Figure collection entries:
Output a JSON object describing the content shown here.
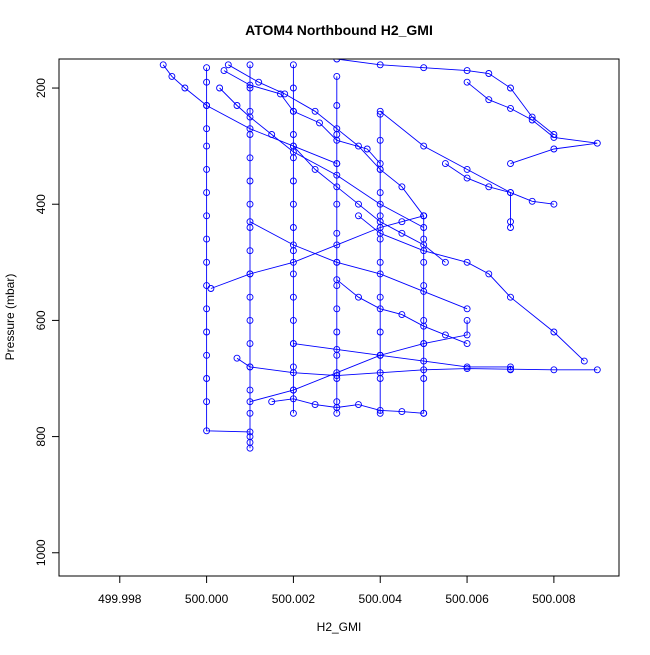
{
  "chart_data": {
    "type": "line",
    "title": "ATOM4 Northbound H2_GMI",
    "xlabel": "H2_GMI",
    "ylabel": "Pressure (mbar)",
    "xlim": [
      499.9966,
      500.0095
    ],
    "ylim": [
      1040,
      150
    ],
    "y_reversed": true,
    "grid": false,
    "legend": "none",
    "x_ticks": [
      "499.998",
      "500.000",
      "500.002",
      "500.004",
      "500.006",
      "500.008"
    ],
    "y_ticks": [
      "200",
      "400",
      "600",
      "800",
      "1000"
    ],
    "colors": {
      "series": "#0000ff",
      "axis": "#000000",
      "background": "#ffffff"
    },
    "series": [
      {
        "x": [
          500.0,
          500.0,
          500.0,
          500.0,
          500.0,
          500.0,
          500.0,
          500.0,
          500.0,
          500.0,
          500.0,
          500.0,
          500.0,
          500.0,
          500.0,
          500.0,
          500.0,
          500.001,
          500.001
        ],
        "y": [
          165,
          190,
          230,
          270,
          300,
          340,
          380,
          420,
          460,
          500,
          540,
          580,
          620,
          660,
          700,
          740,
          790,
          792,
          810
        ]
      },
      {
        "x": [
          500.001,
          500.001,
          500.001,
          500.001,
          500.001,
          500.001,
          500.001,
          500.001,
          500.001,
          500.001,
          500.001,
          500.001,
          500.001,
          500.001,
          500.001,
          500.001,
          500.001,
          500.001
        ],
        "y": [
          160,
          200,
          240,
          280,
          320,
          360,
          400,
          440,
          480,
          520,
          560,
          600,
          640,
          680,
          720,
          760,
          800,
          820
        ]
      },
      {
        "x": [
          500.002,
          500.002,
          500.002,
          500.002,
          500.002,
          500.002,
          500.002,
          500.002,
          500.002,
          500.002,
          500.002,
          500.002,
          500.002,
          500.002,
          500.002,
          500.002
        ],
        "y": [
          160,
          200,
          240,
          280,
          320,
          360,
          400,
          440,
          480,
          520,
          560,
          600,
          640,
          680,
          720,
          760
        ]
      },
      {
        "x": [
          500.003,
          500.003,
          500.003,
          500.003,
          500.003,
          500.003,
          500.003,
          500.003,
          500.003,
          500.003,
          500.003,
          500.003,
          500.003,
          500.003
        ],
        "y": [
          180,
          230,
          280,
          330,
          400,
          450,
          500,
          540,
          580,
          620,
          660,
          700,
          740,
          760
        ]
      },
      {
        "x": [
          500.004,
          500.004,
          500.004,
          500.004,
          500.004,
          500.004,
          500.004,
          500.004,
          500.004,
          500.004,
          500.004,
          500.004
        ],
        "y": [
          245,
          290,
          340,
          380,
          420,
          460,
          500,
          560,
          620,
          660,
          700,
          760
        ]
      },
      {
        "x": [
          500.005,
          500.005,
          500.005,
          500.005,
          500.005,
          500.005,
          500.005,
          500.005
        ],
        "y": [
          420,
          460,
          500,
          540,
          600,
          640,
          700,
          760
        ]
      },
      {
        "x": [
          499.999,
          499.9992,
          499.9995,
          500.0,
          500.001,
          500.002,
          500.003
        ],
        "y": [
          160,
          180,
          200,
          230,
          270,
          300,
          330
        ]
      },
      {
        "x": [
          500.0003,
          500.0007,
          500.001,
          500.0015,
          500.002,
          500.003,
          500.004,
          500.005
        ],
        "y": [
          200,
          230,
          250,
          280,
          310,
          350,
          400,
          440
        ]
      },
      {
        "x": [
          500.0005,
          500.0012,
          500.0018,
          500.0025,
          500.003,
          500.0035,
          500.004,
          500.0045,
          500.005
        ],
        "y": [
          160,
          190,
          210,
          240,
          270,
          300,
          340,
          370,
          420
        ]
      },
      {
        "x": [
          500.0004,
          500.001,
          500.0017,
          500.002,
          500.0026,
          500.003,
          500.0037,
          500.004
        ],
        "y": [
          170,
          195,
          210,
          240,
          260,
          290,
          305,
          330
        ]
      },
      {
        "x": [
          500.003,
          500.004,
          500.005,
          500.006,
          500.0065,
          500.007,
          500.0075,
          500.008
        ],
        "y": [
          150,
          160,
          165,
          170,
          175,
          200,
          250,
          280
        ]
      },
      {
        "x": [
          500.006,
          500.0065,
          500.007,
          500.0075,
          500.008,
          500.009,
          500.008,
          500.007
        ],
        "y": [
          190,
          220,
          235,
          255,
          285,
          295,
          305,
          330
        ]
      },
      {
        "x": [
          500.0055,
          500.006,
          500.0065,
          500.007,
          500.0075,
          500.008
        ],
        "y": [
          330,
          355,
          370,
          380,
          395,
          400
        ]
      },
      {
        "x": [
          500.004,
          500.005,
          500.006,
          500.007,
          500.007,
          500.007
        ],
        "y": [
          240,
          300,
          340,
          380,
          430,
          440
        ]
      },
      {
        "x": [
          500.001,
          500.002,
          500.003,
          500.004,
          500.005,
          500.006
        ],
        "y": [
          430,
          470,
          500,
          520,
          550,
          580
        ]
      },
      {
        "x": [
          500.0035,
          500.004,
          500.005,
          500.006,
          500.0065,
          500.007,
          500.008,
          500.0087
        ],
        "y": [
          420,
          450,
          480,
          500,
          520,
          560,
          620,
          670
        ]
      },
      {
        "x": [
          500.002,
          500.003,
          500.004,
          500.005,
          500.006,
          500.007,
          500.007
        ],
        "y": [
          640,
          650,
          660,
          670,
          680,
          680,
          685
        ]
      },
      {
        "x": [
          500.0007,
          500.001,
          500.002,
          500.003,
          500.004,
          500.005,
          500.006,
          500.007,
          500.008,
          500.009
        ],
        "y": [
          665,
          680,
          690,
          695,
          690,
          685,
          683,
          684,
          685,
          685
        ]
      },
      {
        "x": [
          500.001,
          500.002,
          500.003,
          500.004,
          500.005,
          500.006,
          500.006
        ],
        "y": [
          740,
          720,
          690,
          660,
          640,
          625,
          600
        ]
      },
      {
        "x": [
          500.0015,
          500.002,
          500.0025,
          500.003,
          500.0035,
          500.004,
          500.0045,
          500.005
        ],
        "y": [
          740,
          735,
          745,
          750,
          745,
          755,
          757,
          760
        ]
      },
      {
        "x": [
          500.0001,
          500.001,
          500.002,
          500.003,
          500.004,
          500.0045,
          500.005
        ],
        "y": [
          545,
          520,
          500,
          470,
          440,
          430,
          420
        ]
      },
      {
        "x": [
          500.002,
          500.0025,
          500.003,
          500.0035,
          500.004,
          500.0045,
          500.005,
          500.0055
        ],
        "y": [
          300,
          340,
          370,
          400,
          430,
          450,
          470,
          500
        ]
      },
      {
        "x": [
          500.003,
          500.0035,
          500.004,
          500.0045,
          500.005,
          500.0055,
          500.006
        ],
        "y": [
          530,
          560,
          580,
          590,
          610,
          625,
          640
        ]
      }
    ]
  }
}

Given exercise:
Output the data above without changes, apart from leaving out the pictures.

Solution to this problem:
Output a JSON object describing the content shown here.
{
  "chart_data": {
    "type": "line",
    "title": "ATOM4 Northbound H2_GMI",
    "xlabel": "H2_GMI",
    "ylabel": "Pressure (mbar)",
    "xlim": [
      499.9966,
      500.0095
    ],
    "ylim": [
      1040,
      150
    ],
    "y_reversed": true,
    "grid": false,
    "legend": "none",
    "x_ticks": [
      "499.998",
      "500.000",
      "500.002",
      "500.004",
      "500.006",
      "500.008"
    ],
    "y_ticks": [
      "200",
      "400",
      "600",
      "800",
      "1000"
    ],
    "colors": {
      "series": "#0000ff",
      "axis": "#000000",
      "background": "#ffffff"
    },
    "series": [
      {
        "x": [
          500.0,
          500.0,
          500.0,
          500.0,
          500.0,
          500.0,
          500.0,
          500.0,
          500.0,
          500.0,
          500.0,
          500.0,
          500.0,
          500.0,
          500.0,
          500.0,
          500.0,
          500.001,
          500.001
        ],
        "y": [
          165,
          190,
          230,
          270,
          300,
          340,
          380,
          420,
          460,
          500,
          540,
          580,
          620,
          660,
          700,
          740,
          790,
          792,
          810
        ]
      },
      {
        "x": [
          500.001,
          500.001,
          500.001,
          500.001,
          500.001,
          500.001,
          500.001,
          500.001,
          500.001,
          500.001,
          500.001,
          500.001,
          500.001,
          500.001,
          500.001,
          500.001,
          500.001,
          500.001
        ],
        "y": [
          160,
          200,
          240,
          280,
          320,
          360,
          400,
          440,
          480,
          520,
          560,
          600,
          640,
          680,
          720,
          760,
          800,
          820
        ]
      },
      {
        "x": [
          500.002,
          500.002,
          500.002,
          500.002,
          500.002,
          500.002,
          500.002,
          500.002,
          500.002,
          500.002,
          500.002,
          500.002,
          500.002,
          500.002,
          500.002,
          500.002
        ],
        "y": [
          160,
          200,
          240,
          280,
          320,
          360,
          400,
          440,
          480,
          520,
          560,
          600,
          640,
          680,
          720,
          760
        ]
      },
      {
        "x": [
          500.003,
          500.003,
          500.003,
          500.003,
          500.003,
          500.003,
          500.003,
          500.003,
          500.003,
          500.003,
          500.003,
          500.003,
          500.003,
          500.003
        ],
        "y": [
          180,
          230,
          280,
          330,
          400,
          450,
          500,
          540,
          580,
          620,
          660,
          700,
          740,
          760
        ]
      },
      {
        "x": [
          500.004,
          500.004,
          500.004,
          500.004,
          500.004,
          500.004,
          500.004,
          500.004,
          500.004,
          500.004,
          500.004,
          500.004
        ],
        "y": [
          245,
          290,
          340,
          380,
          420,
          460,
          500,
          560,
          620,
          660,
          700,
          760
        ]
      },
      {
        "x": [
          500.005,
          500.005,
          500.005,
          500.005,
          500.005,
          500.005,
          500.005,
          500.005
        ],
        "y": [
          420,
          460,
          500,
          540,
          600,
          640,
          700,
          760
        ]
      },
      {
        "x": [
          499.999,
          499.9992,
          499.9995,
          500.0,
          500.001,
          500.002,
          500.003
        ],
        "y": [
          160,
          180,
          200,
          230,
          270,
          300,
          330
        ]
      },
      {
        "x": [
          500.0003,
          500.0007,
          500.001,
          500.0015,
          500.002,
          500.003,
          500.004,
          500.005
        ],
        "y": [
          200,
          230,
          250,
          280,
          310,
          350,
          400,
          440
        ]
      },
      {
        "x": [
          500.0005,
          500.0012,
          500.0018,
          500.0025,
          500.003,
          500.0035,
          500.004,
          500.0045,
          500.005
        ],
        "y": [
          160,
          190,
          210,
          240,
          270,
          300,
          340,
          370,
          420
        ]
      },
      {
        "x": [
          500.0004,
          500.001,
          500.0017,
          500.002,
          500.0026,
          500.003,
          500.0037,
          500.004
        ],
        "y": [
          170,
          195,
          210,
          240,
          260,
          290,
          305,
          330
        ]
      },
      {
        "x": [
          500.003,
          500.004,
          500.005,
          500.006,
          500.0065,
          500.007,
          500.0075,
          500.008
        ],
        "y": [
          150,
          160,
          165,
          170,
          175,
          200,
          250,
          280
        ]
      },
      {
        "x": [
          500.006,
          500.0065,
          500.007,
          500.0075,
          500.008,
          500.009,
          500.008,
          500.007
        ],
        "y": [
          190,
          220,
          235,
          255,
          285,
          295,
          305,
          330
        ]
      },
      {
        "x": [
          500.0055,
          500.006,
          500.0065,
          500.007,
          500.0075,
          500.008
        ],
        "y": [
          330,
          355,
          370,
          380,
          395,
          400
        ]
      },
      {
        "x": [
          500.004,
          500.005,
          500.006,
          500.007,
          500.007,
          500.007
        ],
        "y": [
          240,
          300,
          340,
          380,
          430,
          440
        ]
      },
      {
        "x": [
          500.001,
          500.002,
          500.003,
          500.004,
          500.005,
          500.006
        ],
        "y": [
          430,
          470,
          500,
          520,
          550,
          580
        ]
      },
      {
        "x": [
          500.0035,
          500.004,
          500.005,
          500.006,
          500.0065,
          500.007,
          500.008,
          500.0087
        ],
        "y": [
          420,
          450,
          480,
          500,
          520,
          560,
          620,
          670
        ]
      },
      {
        "x": [
          500.002,
          500.003,
          500.004,
          500.005,
          500.006,
          500.007,
          500.007
        ],
        "y": [
          640,
          650,
          660,
          670,
          680,
          680,
          685
        ]
      },
      {
        "x": [
          500.0007,
          500.001,
          500.002,
          500.003,
          500.004,
          500.005,
          500.006,
          500.007,
          500.008,
          500.009
        ],
        "y": [
          665,
          680,
          690,
          695,
          690,
          685,
          683,
          684,
          685,
          685
        ]
      },
      {
        "x": [
          500.001,
          500.002,
          500.003,
          500.004,
          500.005,
          500.006,
          500.006
        ],
        "y": [
          740,
          720,
          690,
          660,
          640,
          625,
          600
        ]
      },
      {
        "x": [
          500.0015,
          500.002,
          500.0025,
          500.003,
          500.0035,
          500.004,
          500.0045,
          500.005
        ],
        "y": [
          740,
          735,
          745,
          750,
          745,
          755,
          757,
          760
        ]
      },
      {
        "x": [
          500.0001,
          500.001,
          500.002,
          500.003,
          500.004,
          500.0045,
          500.005
        ],
        "y": [
          545,
          520,
          500,
          470,
          440,
          430,
          420
        ]
      },
      {
        "x": [
          500.002,
          500.0025,
          500.003,
          500.0035,
          500.004,
          500.0045,
          500.005,
          500.0055
        ],
        "y": [
          300,
          340,
          370,
          400,
          430,
          450,
          470,
          500
        ]
      },
      {
        "x": [
          500.003,
          500.0035,
          500.004,
          500.0045,
          500.005,
          500.0055,
          500.006
        ],
        "y": [
          530,
          560,
          580,
          590,
          610,
          625,
          640
        ]
      }
    ]
  }
}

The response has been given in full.